_DIRECTIVE_.
Print every line of the rows from the very first one up to and including the line that contains "tweet-text: انا مش", without changing anything.

_INPUT DATA_.

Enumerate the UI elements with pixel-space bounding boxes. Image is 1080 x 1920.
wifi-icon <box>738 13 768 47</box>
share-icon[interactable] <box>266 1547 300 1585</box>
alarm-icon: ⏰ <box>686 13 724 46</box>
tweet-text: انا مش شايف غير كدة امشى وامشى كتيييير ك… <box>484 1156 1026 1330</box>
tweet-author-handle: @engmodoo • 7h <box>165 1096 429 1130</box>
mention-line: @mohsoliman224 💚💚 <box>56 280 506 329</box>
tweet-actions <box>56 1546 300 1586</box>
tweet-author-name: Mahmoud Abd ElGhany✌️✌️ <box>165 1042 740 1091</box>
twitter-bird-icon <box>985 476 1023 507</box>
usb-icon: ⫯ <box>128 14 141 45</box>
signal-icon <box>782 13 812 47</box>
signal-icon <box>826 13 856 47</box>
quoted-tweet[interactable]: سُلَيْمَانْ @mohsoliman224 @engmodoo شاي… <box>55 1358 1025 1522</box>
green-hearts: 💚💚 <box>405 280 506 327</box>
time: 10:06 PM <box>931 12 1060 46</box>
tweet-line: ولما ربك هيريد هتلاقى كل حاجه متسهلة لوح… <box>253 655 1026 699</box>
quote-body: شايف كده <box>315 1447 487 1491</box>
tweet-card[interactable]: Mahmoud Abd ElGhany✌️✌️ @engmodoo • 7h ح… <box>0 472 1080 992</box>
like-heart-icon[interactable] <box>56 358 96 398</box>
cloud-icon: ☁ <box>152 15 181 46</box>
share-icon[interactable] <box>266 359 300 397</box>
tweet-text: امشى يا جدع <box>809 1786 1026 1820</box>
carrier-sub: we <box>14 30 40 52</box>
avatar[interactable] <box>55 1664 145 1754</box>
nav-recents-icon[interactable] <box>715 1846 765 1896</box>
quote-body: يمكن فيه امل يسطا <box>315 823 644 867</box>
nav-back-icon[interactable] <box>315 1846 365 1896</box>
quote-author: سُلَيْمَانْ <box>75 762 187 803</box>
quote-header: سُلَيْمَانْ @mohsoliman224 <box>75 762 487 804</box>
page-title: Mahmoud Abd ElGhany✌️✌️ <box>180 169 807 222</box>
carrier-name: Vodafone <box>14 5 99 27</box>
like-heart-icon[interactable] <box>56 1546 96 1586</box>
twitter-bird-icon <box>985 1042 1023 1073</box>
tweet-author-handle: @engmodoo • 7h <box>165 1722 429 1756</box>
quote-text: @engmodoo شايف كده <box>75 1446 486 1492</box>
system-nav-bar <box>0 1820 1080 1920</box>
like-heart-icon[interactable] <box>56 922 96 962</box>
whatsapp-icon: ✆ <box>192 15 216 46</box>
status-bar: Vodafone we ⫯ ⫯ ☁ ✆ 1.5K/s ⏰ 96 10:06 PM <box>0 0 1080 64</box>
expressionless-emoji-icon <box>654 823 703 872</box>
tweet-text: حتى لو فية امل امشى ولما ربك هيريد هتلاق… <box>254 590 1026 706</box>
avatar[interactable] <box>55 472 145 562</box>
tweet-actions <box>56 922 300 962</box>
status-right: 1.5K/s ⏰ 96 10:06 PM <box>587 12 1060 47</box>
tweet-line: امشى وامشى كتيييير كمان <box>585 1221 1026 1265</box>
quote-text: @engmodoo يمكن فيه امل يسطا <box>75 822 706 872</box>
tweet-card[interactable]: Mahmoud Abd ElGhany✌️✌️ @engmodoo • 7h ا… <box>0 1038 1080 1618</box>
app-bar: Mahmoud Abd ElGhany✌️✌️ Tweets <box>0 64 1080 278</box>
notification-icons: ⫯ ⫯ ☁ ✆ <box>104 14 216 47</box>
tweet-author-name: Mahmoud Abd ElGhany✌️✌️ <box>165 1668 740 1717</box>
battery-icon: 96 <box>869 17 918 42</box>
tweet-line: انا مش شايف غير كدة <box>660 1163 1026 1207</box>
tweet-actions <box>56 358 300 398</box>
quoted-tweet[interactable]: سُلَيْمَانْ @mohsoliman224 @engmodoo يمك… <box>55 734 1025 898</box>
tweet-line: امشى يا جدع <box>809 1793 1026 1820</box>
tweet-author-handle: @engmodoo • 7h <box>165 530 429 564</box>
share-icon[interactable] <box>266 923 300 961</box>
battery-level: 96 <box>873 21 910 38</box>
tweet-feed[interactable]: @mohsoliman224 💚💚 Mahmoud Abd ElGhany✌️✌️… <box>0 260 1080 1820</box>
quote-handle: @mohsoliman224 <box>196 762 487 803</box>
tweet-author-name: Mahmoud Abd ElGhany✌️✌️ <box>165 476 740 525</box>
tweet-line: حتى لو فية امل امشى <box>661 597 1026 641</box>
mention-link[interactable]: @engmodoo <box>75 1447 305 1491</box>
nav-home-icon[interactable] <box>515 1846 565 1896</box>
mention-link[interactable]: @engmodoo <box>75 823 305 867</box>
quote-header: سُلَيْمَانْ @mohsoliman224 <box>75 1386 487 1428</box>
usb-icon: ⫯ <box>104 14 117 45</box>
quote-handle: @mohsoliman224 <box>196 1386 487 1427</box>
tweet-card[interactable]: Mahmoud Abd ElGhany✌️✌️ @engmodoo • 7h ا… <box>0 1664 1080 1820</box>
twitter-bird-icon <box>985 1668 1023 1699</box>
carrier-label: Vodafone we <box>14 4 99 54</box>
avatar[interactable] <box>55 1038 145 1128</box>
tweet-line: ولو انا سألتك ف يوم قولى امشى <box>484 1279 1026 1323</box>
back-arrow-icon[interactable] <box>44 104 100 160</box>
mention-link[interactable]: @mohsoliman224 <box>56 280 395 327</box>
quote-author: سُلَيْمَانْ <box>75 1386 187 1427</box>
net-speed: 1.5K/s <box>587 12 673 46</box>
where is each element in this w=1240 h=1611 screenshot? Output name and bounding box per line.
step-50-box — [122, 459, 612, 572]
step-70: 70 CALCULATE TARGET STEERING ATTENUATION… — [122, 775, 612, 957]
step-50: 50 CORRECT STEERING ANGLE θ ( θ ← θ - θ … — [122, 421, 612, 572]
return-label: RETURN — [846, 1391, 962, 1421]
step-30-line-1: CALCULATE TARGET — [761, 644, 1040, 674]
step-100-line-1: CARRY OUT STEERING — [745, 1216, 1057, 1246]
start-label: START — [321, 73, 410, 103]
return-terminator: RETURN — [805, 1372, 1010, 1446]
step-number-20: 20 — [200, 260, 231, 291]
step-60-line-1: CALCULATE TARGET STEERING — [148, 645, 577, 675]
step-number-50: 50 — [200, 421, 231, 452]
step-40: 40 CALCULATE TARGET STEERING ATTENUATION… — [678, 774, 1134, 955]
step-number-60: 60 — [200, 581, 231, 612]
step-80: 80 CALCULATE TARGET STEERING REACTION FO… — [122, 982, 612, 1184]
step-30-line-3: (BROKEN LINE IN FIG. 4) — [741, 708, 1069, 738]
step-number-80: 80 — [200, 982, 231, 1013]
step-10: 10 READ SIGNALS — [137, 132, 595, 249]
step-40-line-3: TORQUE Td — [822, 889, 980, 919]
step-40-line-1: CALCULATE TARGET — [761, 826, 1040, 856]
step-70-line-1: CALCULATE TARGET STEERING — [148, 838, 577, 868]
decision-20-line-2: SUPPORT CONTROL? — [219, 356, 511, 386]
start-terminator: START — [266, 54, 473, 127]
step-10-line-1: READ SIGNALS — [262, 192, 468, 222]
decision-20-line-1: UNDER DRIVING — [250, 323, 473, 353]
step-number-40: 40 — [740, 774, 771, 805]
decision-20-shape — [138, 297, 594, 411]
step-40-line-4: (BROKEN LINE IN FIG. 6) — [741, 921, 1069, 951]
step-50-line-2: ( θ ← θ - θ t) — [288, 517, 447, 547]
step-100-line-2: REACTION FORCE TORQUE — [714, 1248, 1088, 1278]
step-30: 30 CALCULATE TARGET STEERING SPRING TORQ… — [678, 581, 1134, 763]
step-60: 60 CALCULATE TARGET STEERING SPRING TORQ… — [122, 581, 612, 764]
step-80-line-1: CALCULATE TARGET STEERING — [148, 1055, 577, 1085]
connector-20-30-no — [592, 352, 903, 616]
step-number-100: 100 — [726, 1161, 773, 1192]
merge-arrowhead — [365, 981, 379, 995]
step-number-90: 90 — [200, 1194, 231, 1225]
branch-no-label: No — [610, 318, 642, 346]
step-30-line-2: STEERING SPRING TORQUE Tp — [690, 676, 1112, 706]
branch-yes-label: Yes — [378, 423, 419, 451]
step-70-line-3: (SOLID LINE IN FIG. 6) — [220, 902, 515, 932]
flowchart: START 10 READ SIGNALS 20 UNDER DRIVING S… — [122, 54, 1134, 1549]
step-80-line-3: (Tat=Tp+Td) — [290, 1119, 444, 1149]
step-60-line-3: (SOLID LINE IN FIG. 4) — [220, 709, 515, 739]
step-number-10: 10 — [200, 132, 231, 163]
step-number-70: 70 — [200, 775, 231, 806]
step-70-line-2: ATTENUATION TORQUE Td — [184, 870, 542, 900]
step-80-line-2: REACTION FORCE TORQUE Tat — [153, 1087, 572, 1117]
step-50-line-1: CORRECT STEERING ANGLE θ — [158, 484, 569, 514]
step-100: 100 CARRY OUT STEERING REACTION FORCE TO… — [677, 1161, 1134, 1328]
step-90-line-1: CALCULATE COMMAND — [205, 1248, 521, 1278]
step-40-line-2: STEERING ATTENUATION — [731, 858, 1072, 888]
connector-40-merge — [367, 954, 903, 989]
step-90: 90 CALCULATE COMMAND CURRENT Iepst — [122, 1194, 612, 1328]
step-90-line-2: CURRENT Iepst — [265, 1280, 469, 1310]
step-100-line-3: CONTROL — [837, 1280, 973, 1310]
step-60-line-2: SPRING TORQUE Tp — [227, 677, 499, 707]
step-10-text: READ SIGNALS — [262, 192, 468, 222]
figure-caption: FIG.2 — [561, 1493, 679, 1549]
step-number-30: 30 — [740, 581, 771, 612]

_TASK SOLUTION_.
Enumerate the UI elements with pixel-space bounding boxes. Image is 1080 x 1920.
wifi-icon <box>738 13 768 47</box>
share-icon[interactable] <box>266 1547 300 1585</box>
alarm-icon: ⏰ <box>686 13 724 46</box>
tweet-text: انا مش شايف غير كدة امشى وامشى كتيييير ك… <box>484 1156 1026 1330</box>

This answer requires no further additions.